■ **Task prompt**
From the entries below, please gather each line containing the string "Линия".

Dataset rows
---------------
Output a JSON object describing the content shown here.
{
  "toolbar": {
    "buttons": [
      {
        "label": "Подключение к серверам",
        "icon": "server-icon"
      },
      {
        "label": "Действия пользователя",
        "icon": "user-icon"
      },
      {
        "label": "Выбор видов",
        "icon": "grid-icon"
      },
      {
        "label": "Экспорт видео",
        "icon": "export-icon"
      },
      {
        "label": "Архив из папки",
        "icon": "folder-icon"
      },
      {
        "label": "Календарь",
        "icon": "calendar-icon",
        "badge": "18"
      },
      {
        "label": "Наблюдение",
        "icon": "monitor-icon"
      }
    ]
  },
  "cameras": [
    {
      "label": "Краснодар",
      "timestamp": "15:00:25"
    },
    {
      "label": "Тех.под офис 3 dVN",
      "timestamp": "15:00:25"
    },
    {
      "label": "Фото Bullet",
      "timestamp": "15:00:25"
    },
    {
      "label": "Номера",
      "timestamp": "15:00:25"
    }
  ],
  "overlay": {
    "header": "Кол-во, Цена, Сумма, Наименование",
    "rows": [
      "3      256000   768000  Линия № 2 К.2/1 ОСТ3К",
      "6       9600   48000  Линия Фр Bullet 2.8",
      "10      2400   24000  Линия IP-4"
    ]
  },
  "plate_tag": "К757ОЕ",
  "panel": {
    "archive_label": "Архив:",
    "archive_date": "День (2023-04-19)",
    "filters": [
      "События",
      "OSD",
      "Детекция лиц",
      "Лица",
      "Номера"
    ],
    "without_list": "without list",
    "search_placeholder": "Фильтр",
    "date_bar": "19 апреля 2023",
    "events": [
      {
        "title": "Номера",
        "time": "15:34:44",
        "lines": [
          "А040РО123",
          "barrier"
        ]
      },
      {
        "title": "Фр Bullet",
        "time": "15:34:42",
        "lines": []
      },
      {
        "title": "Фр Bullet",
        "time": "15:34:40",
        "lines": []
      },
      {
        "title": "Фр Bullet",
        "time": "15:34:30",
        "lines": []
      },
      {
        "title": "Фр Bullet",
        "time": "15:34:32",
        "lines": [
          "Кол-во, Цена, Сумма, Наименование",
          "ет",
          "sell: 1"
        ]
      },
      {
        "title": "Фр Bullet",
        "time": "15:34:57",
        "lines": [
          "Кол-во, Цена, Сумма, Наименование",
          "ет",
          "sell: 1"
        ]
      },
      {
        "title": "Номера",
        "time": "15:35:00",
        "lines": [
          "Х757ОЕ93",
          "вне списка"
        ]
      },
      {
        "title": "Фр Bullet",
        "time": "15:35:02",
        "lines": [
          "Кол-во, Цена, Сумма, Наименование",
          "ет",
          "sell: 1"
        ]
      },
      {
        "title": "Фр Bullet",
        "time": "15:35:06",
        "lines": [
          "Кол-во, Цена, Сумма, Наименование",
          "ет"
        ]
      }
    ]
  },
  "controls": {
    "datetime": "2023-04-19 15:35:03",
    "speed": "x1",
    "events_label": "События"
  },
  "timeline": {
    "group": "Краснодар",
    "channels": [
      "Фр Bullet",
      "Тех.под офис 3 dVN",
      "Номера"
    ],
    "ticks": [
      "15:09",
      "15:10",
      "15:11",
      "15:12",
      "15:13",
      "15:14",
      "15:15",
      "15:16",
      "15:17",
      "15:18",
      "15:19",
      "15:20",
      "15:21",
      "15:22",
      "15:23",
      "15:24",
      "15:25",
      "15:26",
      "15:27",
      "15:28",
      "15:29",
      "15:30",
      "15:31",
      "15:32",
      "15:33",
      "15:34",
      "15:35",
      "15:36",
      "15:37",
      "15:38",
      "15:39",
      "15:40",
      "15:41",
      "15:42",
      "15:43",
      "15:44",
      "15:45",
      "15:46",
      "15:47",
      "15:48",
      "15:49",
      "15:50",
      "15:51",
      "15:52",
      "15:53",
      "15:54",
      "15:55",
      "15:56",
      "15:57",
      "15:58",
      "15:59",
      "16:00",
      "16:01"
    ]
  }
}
---------------
■ **Output of the exercise**
      "3      256000   768000  Линия № 2 К.2/1 ОСТ3К",
      "6       9600   48000  Линия Фр Bullet 2.8",
      "10      2400   24000  Линия IP-4"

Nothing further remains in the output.